#### Given problem
Write the records out again, precisely as they stand.

#### Record excerpts
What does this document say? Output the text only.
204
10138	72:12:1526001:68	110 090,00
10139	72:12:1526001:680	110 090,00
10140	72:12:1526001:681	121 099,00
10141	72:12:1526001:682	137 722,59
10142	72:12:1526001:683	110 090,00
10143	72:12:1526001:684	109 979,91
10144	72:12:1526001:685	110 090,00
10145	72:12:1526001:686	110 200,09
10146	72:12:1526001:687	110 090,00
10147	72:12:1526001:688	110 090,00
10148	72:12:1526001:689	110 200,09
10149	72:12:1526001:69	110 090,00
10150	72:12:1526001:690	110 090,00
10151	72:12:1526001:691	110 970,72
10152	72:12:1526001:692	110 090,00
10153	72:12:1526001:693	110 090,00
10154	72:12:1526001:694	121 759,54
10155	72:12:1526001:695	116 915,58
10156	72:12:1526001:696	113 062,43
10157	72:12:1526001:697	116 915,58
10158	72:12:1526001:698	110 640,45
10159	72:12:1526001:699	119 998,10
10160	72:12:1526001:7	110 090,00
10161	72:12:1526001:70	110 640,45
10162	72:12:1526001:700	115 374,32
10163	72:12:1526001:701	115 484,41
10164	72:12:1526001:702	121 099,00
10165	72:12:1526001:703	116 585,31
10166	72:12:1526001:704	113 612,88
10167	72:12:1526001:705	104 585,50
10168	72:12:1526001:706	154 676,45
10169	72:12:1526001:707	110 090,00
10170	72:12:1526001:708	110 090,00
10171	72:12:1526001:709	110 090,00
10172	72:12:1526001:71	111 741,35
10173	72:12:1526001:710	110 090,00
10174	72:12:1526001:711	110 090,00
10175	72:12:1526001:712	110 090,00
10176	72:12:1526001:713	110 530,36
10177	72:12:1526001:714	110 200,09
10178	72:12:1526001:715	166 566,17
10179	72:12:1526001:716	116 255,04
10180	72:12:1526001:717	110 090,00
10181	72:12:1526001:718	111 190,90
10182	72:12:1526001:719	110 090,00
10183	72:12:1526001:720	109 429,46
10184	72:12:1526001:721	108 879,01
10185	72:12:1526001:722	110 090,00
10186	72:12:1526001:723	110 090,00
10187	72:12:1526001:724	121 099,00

#### Exercise solution
What does this document say? Output the text only.
204
10138	72:12:1526001:68	110 090,00
10139	72:12:1526001:680	110 090,00
10140	72:12:1526001:681	121 099,00
10141	72:12:1526001:682	137 722,59
10142	72:12:1526001:683	110 090,00
10143	72:12:1526001:684	109 979,91
10144	72:12:1526001:685	110 090,00
10145	72:12:1526001:686	110 200,09
10146	72:12:1526001:687	110 090,00
10147	72:12:1526001:688	110 090,00
10148	72:12:1526001:689	110 200,09
10149	72:12:1526001:69	110 090,00
10150	72:12:1526001:690	110 090,00
10151	72:12:1526001:691	110 970,72
10152	72:12:1526001:692	110 090,00
10153	72:12:1526001:693	110 090,00
10154	72:12:1526001:694	121 759,54
10155	72:12:1526001:695	116 915,58
10156	72:12:1526001:696	113 062,43
10157	72:12:1526001:697	116 915,58
10158	72:12:1526001:698	110 640,45
10159	72:12:1526001:699	119 998,10
10160	72:12:1526001:7	110 090,00
10161	72:12:1526001:70	110 640,45
10162	72:12:1526001:700	115 374,32
10163	72:12:1526001:701	115 484,41
10164	72:12:1526001:702	121 099,00
10165	72:12:1526001:703	116 585,31
10166	72:12:1526001:704	113 612,88
10167	72:12:1526001:705	104 585,50
10168	72:12:1526001:706	154 676,45
10169	72:12:1526001:707	110 090,00
10170	72:12:1526001:708	110 090,00
10171	72:12:1526001:709	110 090,00
10172	72:12:1526001:71	111 741,35
10173	72:12:1526001:710	110 090,00
10174	72:12:1526001:711	110 090,00
10175	72:12:1526001:712	110 090,00
10176	72:12:1526001:713	110 530,36
10177	72:12:1526001:714	110 200,09
10178	72:12:1526001:715	166 566,17
10179	72:12:1526001:716	116 255,04
10180	72:12:1526001:717	110 090,00
10181	72:12:1526001:718	111 190,90
10182	72:12:1526001:719	110 090,00
10183	72:12:1526001:720	109 429,46
10184	72:12:1526001:721	108 879,01
10185	72:12:1526001:722	110 090,00
10186	72:12:1526001:723	110 090,00
10187	72:12:1526001:724	121 099,00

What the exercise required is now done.